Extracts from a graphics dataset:
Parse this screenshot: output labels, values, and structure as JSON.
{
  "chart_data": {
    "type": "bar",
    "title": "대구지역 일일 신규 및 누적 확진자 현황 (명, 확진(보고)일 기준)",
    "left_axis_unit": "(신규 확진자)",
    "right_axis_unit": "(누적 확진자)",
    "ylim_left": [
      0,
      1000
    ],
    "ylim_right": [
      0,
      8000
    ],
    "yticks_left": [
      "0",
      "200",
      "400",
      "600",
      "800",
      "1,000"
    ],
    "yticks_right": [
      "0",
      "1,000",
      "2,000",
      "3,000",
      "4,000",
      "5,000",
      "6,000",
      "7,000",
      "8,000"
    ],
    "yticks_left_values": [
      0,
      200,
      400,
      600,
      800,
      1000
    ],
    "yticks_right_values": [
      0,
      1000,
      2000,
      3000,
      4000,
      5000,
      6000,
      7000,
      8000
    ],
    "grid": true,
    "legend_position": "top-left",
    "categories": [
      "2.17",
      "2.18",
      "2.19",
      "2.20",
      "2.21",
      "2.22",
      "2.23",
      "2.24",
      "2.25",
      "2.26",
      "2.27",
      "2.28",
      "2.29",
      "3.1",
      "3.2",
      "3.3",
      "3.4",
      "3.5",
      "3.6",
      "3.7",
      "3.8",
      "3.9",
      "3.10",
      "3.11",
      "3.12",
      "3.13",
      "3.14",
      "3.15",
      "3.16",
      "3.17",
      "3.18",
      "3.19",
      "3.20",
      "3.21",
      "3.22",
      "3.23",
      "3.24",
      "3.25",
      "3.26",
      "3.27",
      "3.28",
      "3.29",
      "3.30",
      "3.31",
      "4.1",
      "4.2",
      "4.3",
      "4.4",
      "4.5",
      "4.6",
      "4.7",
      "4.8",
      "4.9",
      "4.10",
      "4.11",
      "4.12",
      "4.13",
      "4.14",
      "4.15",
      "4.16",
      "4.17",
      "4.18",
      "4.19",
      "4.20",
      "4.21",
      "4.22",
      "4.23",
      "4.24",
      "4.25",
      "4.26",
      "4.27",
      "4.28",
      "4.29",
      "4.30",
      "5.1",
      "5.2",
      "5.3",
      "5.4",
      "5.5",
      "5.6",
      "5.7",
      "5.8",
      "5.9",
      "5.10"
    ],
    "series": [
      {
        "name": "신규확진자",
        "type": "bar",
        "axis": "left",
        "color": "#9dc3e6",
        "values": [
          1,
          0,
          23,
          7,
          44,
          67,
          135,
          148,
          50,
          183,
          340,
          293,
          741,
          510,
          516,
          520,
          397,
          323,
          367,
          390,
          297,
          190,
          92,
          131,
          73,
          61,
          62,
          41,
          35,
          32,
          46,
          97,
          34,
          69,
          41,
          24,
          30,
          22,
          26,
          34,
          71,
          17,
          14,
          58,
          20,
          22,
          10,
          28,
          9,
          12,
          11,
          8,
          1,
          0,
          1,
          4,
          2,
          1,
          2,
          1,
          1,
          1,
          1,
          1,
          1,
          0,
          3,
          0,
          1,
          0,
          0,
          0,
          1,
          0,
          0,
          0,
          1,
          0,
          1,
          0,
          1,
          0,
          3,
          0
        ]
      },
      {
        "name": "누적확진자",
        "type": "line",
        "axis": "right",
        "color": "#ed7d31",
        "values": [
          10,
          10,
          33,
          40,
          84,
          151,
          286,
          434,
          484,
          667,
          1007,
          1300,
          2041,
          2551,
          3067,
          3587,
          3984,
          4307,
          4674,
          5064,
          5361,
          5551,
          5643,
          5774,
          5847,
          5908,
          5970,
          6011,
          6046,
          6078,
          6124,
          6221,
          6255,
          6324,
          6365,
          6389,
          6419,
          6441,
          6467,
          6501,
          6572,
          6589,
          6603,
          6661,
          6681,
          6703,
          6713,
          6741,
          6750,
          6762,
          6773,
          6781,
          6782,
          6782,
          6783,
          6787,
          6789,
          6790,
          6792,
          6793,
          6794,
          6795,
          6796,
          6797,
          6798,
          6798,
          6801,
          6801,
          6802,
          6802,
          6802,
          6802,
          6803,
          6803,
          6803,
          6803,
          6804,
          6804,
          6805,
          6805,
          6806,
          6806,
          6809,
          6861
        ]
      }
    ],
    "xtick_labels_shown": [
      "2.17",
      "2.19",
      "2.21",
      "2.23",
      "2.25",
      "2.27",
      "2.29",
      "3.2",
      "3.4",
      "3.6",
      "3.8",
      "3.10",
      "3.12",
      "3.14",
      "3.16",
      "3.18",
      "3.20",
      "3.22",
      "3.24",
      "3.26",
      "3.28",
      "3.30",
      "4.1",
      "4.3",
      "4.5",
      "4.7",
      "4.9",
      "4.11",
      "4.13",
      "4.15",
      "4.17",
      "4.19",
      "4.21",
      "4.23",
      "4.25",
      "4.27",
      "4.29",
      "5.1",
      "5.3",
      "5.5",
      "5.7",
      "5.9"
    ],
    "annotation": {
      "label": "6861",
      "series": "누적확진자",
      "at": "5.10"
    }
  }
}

Task requirements:
From the listing above, reproduce all the lines exactly.

Exercise response:
Parse this screenshot: output labels, values, and structure as JSON.
{
  "chart_data": {
    "type": "bar",
    "title": "대구지역 일일 신규 및 누적 확진자 현황 (명, 확진(보고)일 기준)",
    "left_axis_unit": "(신규 확진자)",
    "right_axis_unit": "(누적 확진자)",
    "ylim_left": [
      0,
      1000
    ],
    "ylim_right": [
      0,
      8000
    ],
    "yticks_left": [
      "0",
      "200",
      "400",
      "600",
      "800",
      "1,000"
    ],
    "yticks_right": [
      "0",
      "1,000",
      "2,000",
      "3,000",
      "4,000",
      "5,000",
      "6,000",
      "7,000",
      "8,000"
    ],
    "yticks_left_values": [
      0,
      200,
      400,
      600,
      800,
      1000
    ],
    "yticks_right_values": [
      0,
      1000,
      2000,
      3000,
      4000,
      5000,
      6000,
      7000,
      8000
    ],
    "grid": true,
    "legend_position": "top-left",
    "categories": [
      "2.17",
      "2.18",
      "2.19",
      "2.20",
      "2.21",
      "2.22",
      "2.23",
      "2.24",
      "2.25",
      "2.26",
      "2.27",
      "2.28",
      "2.29",
      "3.1",
      "3.2",
      "3.3",
      "3.4",
      "3.5",
      "3.6",
      "3.7",
      "3.8",
      "3.9",
      "3.10",
      "3.11",
      "3.12",
      "3.13",
      "3.14",
      "3.15",
      "3.16",
      "3.17",
      "3.18",
      "3.19",
      "3.20",
      "3.21",
      "3.22",
      "3.23",
      "3.24",
      "3.25",
      "3.26",
      "3.27",
      "3.28",
      "3.29",
      "3.30",
      "3.31",
      "4.1",
      "4.2",
      "4.3",
      "4.4",
      "4.5",
      "4.6",
      "4.7",
      "4.8",
      "4.9",
      "4.10",
      "4.11",
      "4.12",
      "4.13",
      "4.14",
      "4.15",
      "4.16",
      "4.17",
      "4.18",
      "4.19",
      "4.20",
      "4.21",
      "4.22",
      "4.23",
      "4.24",
      "4.25",
      "4.26",
      "4.27",
      "4.28",
      "4.29",
      "4.30",
      "5.1",
      "5.2",
      "5.3",
      "5.4",
      "5.5",
      "5.6",
      "5.7",
      "5.8",
      "5.9",
      "5.10"
    ],
    "series": [
      {
        "name": "신규확진자",
        "type": "bar",
        "axis": "left",
        "color": "#9dc3e6",
        "values": [
          1,
          0,
          23,
          7,
          44,
          67,
          135,
          148,
          50,
          183,
          340,
          293,
          741,
          510,
          516,
          520,
          397,
          323,
          367,
          390,
          297,
          190,
          92,
          131,
          73,
          61,
          62,
          41,
          35,
          32,
          46,
          97,
          34,
          69,
          41,
          24,
          30,
          22,
          26,
          34,
          71,
          17,
          14,
          58,
          20,
          22,
          10,
          28,
          9,
          12,
          11,
          8,
          1,
          0,
          1,
          4,
          2,
          1,
          2,
          1,
          1,
          1,
          1,
          1,
          1,
          0,
          3,
          0,
          1,
          0,
          0,
          0,
          1,
          0,
          0,
          0,
          1,
          0,
          1,
          0,
          1,
          0,
          3,
          0
        ]
      },
      {
        "name": "누적확진자",
        "type": "line",
        "axis": "right",
        "color": "#ed7d31",
        "values": [
          10,
          10,
          33,
          40,
          84,
          151,
          286,
          434,
          484,
          667,
          1007,
          1300,
          2041,
          2551,
          3067,
          3587,
          3984,
          4307,
          4674,
          5064,
          5361,
          5551,
          5643,
          5774,
          5847,
          5908,
          5970,
          6011,
          6046,
          6078,
          6124,
          6221,
          6255,
          6324,
          6365,
          6389,
          6419,
          6441,
          6467,
          6501,
          6572,
          6589,
          6603,
          6661,
          6681,
          6703,
          6713,
          6741,
          6750,
          6762,
          6773,
          6781,
          6782,
          6782,
          6783,
          6787,
          6789,
          6790,
          6792,
          6793,
          6794,
          6795,
          6796,
          6797,
          6798,
          6798,
          6801,
          6801,
          6802,
          6802,
          6802,
          6802,
          6803,
          6803,
          6803,
          6803,
          6804,
          6804,
          6805,
          6805,
          6806,
          6806,
          6809,
          6861
        ]
      }
    ],
    "xtick_labels_shown": [
      "2.17",
      "2.19",
      "2.21",
      "2.23",
      "2.25",
      "2.27",
      "2.29",
      "3.2",
      "3.4",
      "3.6",
      "3.8",
      "3.10",
      "3.12",
      "3.14",
      "3.16",
      "3.18",
      "3.20",
      "3.22",
      "3.24",
      "3.26",
      "3.28",
      "3.30",
      "4.1",
      "4.3",
      "4.5",
      "4.7",
      "4.9",
      "4.11",
      "4.13",
      "4.15",
      "4.17",
      "4.19",
      "4.21",
      "4.23",
      "4.25",
      "4.27",
      "4.29",
      "5.1",
      "5.3",
      "5.5",
      "5.7",
      "5.9"
    ],
    "annotation": {
      "label": "6861",
      "series": "누적확진자",
      "at": "5.10"
    }
  }
}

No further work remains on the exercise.